**JOB 1:** Say whether each statement agrees with the report on India before the Copenhagen summit, given below, answering yes or no and quoting the words that decide it. (a) The Copenhagen negotiations close with a meeting of heads of state on Dec. 18. (b) The U.S. offered to cut its emissions by 20 percent below 2005 levels by 2020. (c) Ramesh's offer in Beijing was welcomed by opposition leaders in India.
**JOB 2:** Write the next few paragraphs of the report on India before the Copenhagen summit, found below, picking up after its final sentence.

CLIMATE CHANGE: India Plays Guessing Game Ahead of Copenhagen

Inter Press Service, December 01, 2009
With one week left before the start of the United Nations climate change summit in Copenhagen, there is still no reliable word as to whether Indian Prime Minister Manmohan Singh will attend, or whether or how much the South Asian state will commit itself to emission cuts.

Pressure has been building up on Singh to attend after Chinese Prime Minister Wen Jiabao and United States President Barack Obama announced commitments to reduce emissions and also make it to the Copenhagen negotiations to control emissions of carbon dioxide and other gases causing global warming.

The negotiations, which start on Dec. 7, will end with a meeting of heads of state on Dec. 18. At least 90 world leaders are expected to attend the conference, though not necessarily the summit. Obama will stop at Copenhagen on Dec. 9 on his way to Stockholm to receive his Nobel Peace prize.

On Thursday China announced willingness to bring down its energy intensity by 40 to 45 percent from 2005 levels over the next decade soon after the U.S. made an offer of reducing its emissions by 17 percent below the 2005 levels by 2020.

“Now the pressure is even from the advanced developing countries on us to declare targets on emissions, which are not legally binding,” said India’s environment minister Jairam Ramesh before embarking on a trip to Beijing on Nov. 27 for a meeting with representatives from Brazil and South Africa, considered “critical emerging countries”.

At the Chinese capital Ramesh suggested that India might be willing to consider reducing its carbon intensity by 20 to 25 percent. Ramesh’s offer made at a conference in Beijing drew howls of protest from activists and opposition leaders in India.

“The Environment Minister should make his stand clear on the issue of climate change. He says something here and something else in China,” said Ravi Shankar Prasad, spokesman for the opposition Bharatiya Janata Party. “India should continue to follow the policy of voluntary emission cuts. It should not change its stand under international pressure.”

“China’s offer to cut emission per unit of GDP [gross domestic products] by 40 to 45 percent over 2005 levels by 2020 should not be a reason for India to follow suit,” said Siddhartha Mitra, climate scientist with the Consumer Unity and Trusts Society, a powerful Jaipur-based lobby. “To begin with, the Chinese operate at a much higher level of energy intensity than India and has a higher growth rate,” Mitra told IPS.

**DATA BLOCK:**
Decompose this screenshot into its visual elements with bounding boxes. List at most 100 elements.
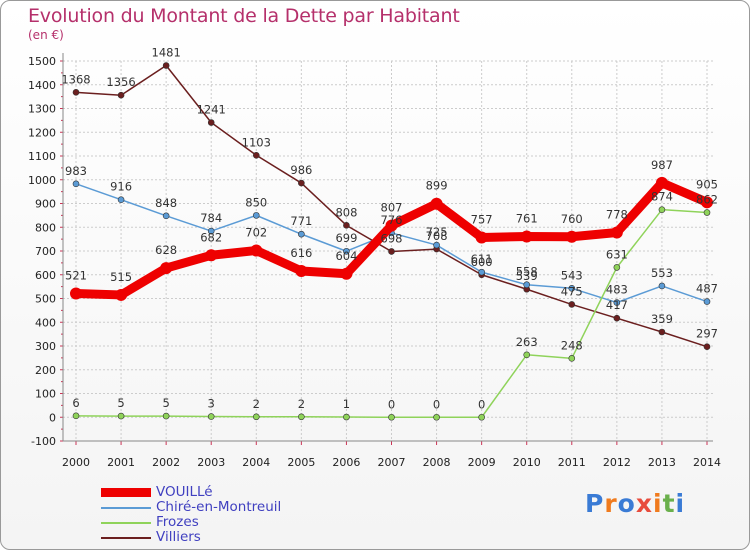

**RIGHT ANSWER 1:**
(a) Yes: "will end with a meeting of heads of state on Dec. 18"
(b) No: "reducing its emissions by 17 percent below the 2005 levels by 2020"
(c) No: "drew howls of protest from activists and opposition leaders in India"

**RIGHT ANSWER 2:**
The Chinese GDP growth rate tops India’s by two percent per annum—10 percent versus eight percent approximately over the last five years. If these trends were to continue in the next 11 years, Indian GDP would increase by 133 percent and China’s by 185 percent over 2009 levels.

China also has far higher energy intensity levels than India because of its massive manufacturing industries while India’s economy is more dependent on the services sector, Mitra said.

Indian ranks fifth in emission intensity rankings, with 1.8 tonnes of emissions per thousand dollars of GDP compared to China’s 2.85 tonnes, Mitra said, adding that India was also at a different stage of development compared to China and needed to catch up on building basic infrastructure like roads and power plants.

Mitra said there was an element of perfidy in China’s having agreed to develop a joint stance with India at Copenhagen only to make a sudden turnaround to make a unilateral announcement.

On Oct. 21 China and India announced a joint plan to cut emissions, suggesting plans for an alternative climate treaty to what the developed economies wanted them to commit to at Copenhagen. They emphasised that the “United Nations Framework Convention on Climate Change and its Kyoto Protocol are the most appropriate framework for addressing climate change.”

The U.S. rejected the 1997 Kyoto Protocol because it exempted developing countries, including India and China, from obligations to cut their emissions of greenhouse gases, or gases trapped in the atmosphere that create ‘global warming’.

“Any commitment made by India at Copenhagen should be aimed at reducing the rate of growing emissions through gradual measures such as encouraging the use of public transport, the introduction of green energy and regulating dirty industry,” Mitra said.

On Monday Ramesh seemed to harden up and told the ‘Economic Times’ newspaper that India was reviewing its position after the Chinese announcement but had not decided on putting forward any numbers. He also said that India would not accept a peaking year for absolute emissions, as suggested by a draft climate change proposal released by Denmark ahead of the Copenhagen conference.

The lack of clarity from the environment minister has not been helped by the perception that there are serious differences on what India’s stand should be between him and the country’s main climate negotiator and former Indian foreign secretary Shyam Saran.

Commenting on the Danish draft at a conference of the Confederation of Indian Industry on Monday, Saran said that India’s main challenge was to counter an “attempt by rich countries to up the decibel of their campaign against developing countries like India and China and remove the distinction between developed and developing.”

In an earlier interview with IPS, Saran said what could be expected from India and other developing countries was a “commitment to depart from a business-as-usual approach rather than any binding commitment to emission cuts.”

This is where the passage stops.